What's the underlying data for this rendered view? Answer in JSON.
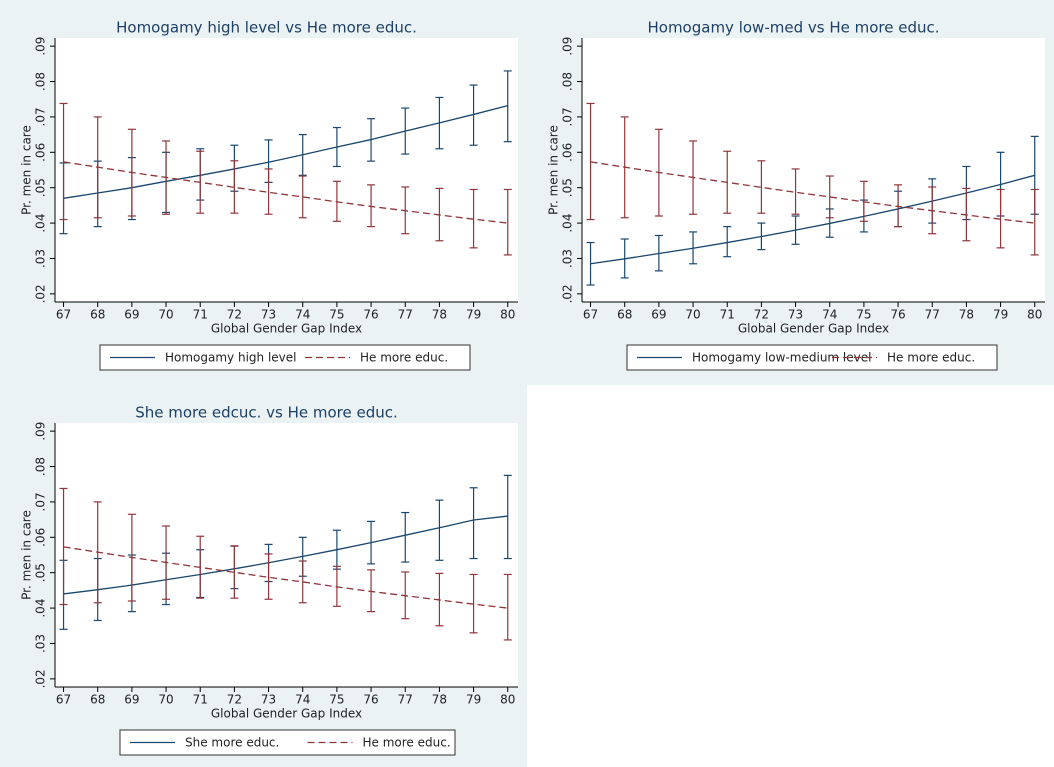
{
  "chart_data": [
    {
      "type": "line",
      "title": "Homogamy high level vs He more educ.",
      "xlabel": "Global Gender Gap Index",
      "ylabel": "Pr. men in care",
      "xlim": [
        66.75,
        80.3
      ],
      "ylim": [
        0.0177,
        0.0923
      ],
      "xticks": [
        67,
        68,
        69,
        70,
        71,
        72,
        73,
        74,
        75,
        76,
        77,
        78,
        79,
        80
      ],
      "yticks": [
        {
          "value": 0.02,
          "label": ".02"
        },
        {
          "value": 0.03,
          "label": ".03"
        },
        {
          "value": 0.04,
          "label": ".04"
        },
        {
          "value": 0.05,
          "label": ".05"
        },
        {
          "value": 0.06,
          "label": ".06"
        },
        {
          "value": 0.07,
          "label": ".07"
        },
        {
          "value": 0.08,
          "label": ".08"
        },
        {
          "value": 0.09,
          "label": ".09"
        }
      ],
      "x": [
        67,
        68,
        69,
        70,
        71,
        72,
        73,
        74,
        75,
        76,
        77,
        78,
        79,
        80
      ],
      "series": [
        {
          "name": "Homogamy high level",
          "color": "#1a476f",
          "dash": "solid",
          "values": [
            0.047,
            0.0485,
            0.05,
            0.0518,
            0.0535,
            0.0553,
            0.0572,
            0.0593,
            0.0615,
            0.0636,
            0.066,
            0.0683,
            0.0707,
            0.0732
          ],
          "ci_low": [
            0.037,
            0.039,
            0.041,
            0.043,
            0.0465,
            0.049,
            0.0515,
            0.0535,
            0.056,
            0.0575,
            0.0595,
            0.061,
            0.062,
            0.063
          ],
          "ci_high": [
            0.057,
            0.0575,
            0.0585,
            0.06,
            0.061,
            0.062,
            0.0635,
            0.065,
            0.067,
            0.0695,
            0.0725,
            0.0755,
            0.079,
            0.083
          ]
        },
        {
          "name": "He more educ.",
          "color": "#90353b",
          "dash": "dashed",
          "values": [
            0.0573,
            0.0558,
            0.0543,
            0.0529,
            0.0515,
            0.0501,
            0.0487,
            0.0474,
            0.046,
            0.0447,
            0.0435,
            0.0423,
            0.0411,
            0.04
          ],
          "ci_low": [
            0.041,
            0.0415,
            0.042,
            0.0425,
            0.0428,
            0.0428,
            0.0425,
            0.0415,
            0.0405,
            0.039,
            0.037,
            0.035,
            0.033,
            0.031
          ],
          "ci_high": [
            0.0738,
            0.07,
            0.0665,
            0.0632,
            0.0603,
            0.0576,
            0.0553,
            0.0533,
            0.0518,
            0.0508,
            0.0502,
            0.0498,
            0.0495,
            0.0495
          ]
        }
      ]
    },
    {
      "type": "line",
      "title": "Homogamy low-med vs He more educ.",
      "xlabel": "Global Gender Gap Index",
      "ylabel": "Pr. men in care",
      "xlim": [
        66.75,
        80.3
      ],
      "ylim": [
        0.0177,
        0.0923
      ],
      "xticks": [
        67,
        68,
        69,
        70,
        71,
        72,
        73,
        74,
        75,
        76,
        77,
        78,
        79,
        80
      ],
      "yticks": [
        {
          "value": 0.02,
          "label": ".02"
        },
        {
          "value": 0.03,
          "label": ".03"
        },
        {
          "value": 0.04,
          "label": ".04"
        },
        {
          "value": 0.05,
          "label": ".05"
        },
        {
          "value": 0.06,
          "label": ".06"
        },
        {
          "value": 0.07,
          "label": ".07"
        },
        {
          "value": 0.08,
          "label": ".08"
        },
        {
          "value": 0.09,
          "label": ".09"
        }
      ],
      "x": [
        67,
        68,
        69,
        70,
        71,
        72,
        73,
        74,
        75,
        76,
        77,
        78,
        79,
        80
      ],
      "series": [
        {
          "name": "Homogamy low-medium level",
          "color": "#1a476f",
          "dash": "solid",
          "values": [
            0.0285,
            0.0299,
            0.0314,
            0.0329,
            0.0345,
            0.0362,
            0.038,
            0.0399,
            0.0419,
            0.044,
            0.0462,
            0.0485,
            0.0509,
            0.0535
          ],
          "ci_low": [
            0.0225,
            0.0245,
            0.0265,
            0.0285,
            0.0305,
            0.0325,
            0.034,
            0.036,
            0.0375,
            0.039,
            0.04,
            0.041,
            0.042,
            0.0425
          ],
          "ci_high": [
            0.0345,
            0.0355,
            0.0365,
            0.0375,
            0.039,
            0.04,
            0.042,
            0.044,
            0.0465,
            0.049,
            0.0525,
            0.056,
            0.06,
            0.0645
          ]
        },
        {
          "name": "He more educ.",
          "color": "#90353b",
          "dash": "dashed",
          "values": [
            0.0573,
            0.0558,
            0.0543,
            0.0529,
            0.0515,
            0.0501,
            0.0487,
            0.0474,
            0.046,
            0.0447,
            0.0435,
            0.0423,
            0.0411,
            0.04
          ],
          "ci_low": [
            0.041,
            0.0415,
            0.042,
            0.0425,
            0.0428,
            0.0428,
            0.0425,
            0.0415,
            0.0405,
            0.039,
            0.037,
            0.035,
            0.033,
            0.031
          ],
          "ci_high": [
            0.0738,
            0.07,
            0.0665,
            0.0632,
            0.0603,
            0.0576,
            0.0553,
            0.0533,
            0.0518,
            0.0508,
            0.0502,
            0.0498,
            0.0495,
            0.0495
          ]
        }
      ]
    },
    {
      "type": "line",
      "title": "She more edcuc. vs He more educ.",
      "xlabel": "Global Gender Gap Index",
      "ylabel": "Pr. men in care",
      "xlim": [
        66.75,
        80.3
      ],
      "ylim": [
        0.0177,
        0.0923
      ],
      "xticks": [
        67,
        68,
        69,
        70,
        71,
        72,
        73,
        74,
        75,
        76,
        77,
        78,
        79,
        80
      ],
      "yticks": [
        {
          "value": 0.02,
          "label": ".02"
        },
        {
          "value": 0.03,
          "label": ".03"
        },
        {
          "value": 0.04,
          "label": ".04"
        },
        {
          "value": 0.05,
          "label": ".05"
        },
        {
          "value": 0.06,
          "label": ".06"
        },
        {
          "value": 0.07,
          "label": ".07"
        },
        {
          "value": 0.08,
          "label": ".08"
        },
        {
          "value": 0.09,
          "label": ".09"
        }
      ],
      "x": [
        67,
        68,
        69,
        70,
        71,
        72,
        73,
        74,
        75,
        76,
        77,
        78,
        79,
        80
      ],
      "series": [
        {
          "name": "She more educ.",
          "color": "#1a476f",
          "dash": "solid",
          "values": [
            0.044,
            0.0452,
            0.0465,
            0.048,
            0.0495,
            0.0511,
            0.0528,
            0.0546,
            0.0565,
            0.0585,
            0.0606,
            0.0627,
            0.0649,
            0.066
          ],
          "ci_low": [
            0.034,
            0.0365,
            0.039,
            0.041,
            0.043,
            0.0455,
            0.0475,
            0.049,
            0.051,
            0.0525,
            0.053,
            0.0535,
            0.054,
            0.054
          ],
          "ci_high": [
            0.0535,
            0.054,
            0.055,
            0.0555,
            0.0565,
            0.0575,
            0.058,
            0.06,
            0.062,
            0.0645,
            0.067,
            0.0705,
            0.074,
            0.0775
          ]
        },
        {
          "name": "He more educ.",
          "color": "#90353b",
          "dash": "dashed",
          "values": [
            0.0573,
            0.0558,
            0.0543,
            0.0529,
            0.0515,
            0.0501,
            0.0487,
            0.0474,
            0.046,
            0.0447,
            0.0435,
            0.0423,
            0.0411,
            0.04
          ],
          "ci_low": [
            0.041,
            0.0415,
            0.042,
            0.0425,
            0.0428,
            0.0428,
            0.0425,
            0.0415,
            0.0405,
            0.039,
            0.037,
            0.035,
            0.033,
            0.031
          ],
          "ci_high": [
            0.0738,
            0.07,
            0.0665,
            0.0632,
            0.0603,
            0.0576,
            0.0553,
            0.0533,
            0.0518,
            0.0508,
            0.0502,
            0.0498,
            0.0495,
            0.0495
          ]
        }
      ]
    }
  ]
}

--------

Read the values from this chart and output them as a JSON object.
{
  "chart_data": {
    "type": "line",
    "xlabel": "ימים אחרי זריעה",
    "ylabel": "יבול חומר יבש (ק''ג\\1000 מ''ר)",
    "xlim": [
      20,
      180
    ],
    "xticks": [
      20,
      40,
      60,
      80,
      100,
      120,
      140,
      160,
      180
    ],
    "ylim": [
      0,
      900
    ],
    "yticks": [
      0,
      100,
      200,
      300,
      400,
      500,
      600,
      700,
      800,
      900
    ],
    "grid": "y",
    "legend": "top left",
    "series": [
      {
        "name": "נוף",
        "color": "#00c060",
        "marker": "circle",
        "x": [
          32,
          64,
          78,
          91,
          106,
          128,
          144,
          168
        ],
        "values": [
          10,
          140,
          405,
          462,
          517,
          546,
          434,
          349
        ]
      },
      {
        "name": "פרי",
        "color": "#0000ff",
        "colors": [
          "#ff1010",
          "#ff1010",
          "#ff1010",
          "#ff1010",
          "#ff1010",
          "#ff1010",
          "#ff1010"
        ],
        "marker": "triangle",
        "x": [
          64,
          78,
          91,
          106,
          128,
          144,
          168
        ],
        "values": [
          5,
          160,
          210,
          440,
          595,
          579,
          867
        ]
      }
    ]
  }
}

--------

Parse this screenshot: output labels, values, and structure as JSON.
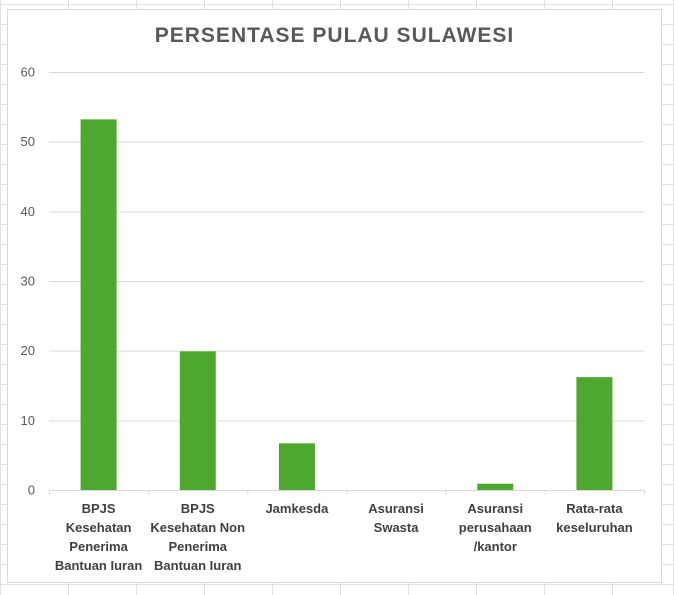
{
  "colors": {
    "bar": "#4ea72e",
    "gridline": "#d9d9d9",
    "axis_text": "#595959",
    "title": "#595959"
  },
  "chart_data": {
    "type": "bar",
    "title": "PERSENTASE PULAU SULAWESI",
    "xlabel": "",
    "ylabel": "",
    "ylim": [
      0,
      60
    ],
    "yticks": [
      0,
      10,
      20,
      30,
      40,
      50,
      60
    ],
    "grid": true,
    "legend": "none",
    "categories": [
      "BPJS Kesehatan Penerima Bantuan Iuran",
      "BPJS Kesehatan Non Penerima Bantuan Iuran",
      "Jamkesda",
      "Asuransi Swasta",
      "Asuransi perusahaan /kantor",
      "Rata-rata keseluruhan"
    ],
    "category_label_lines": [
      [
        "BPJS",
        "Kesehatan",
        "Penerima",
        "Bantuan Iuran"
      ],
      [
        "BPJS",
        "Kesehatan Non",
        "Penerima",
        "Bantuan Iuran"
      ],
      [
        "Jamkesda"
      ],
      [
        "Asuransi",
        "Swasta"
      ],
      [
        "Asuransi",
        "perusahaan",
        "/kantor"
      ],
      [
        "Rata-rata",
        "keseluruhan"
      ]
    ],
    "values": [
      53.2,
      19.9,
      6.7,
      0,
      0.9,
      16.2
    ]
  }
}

--------

#### [Written instruction]
Of the lines above, how many contain the string "name"? Only the number is required.

#### [Reply]
8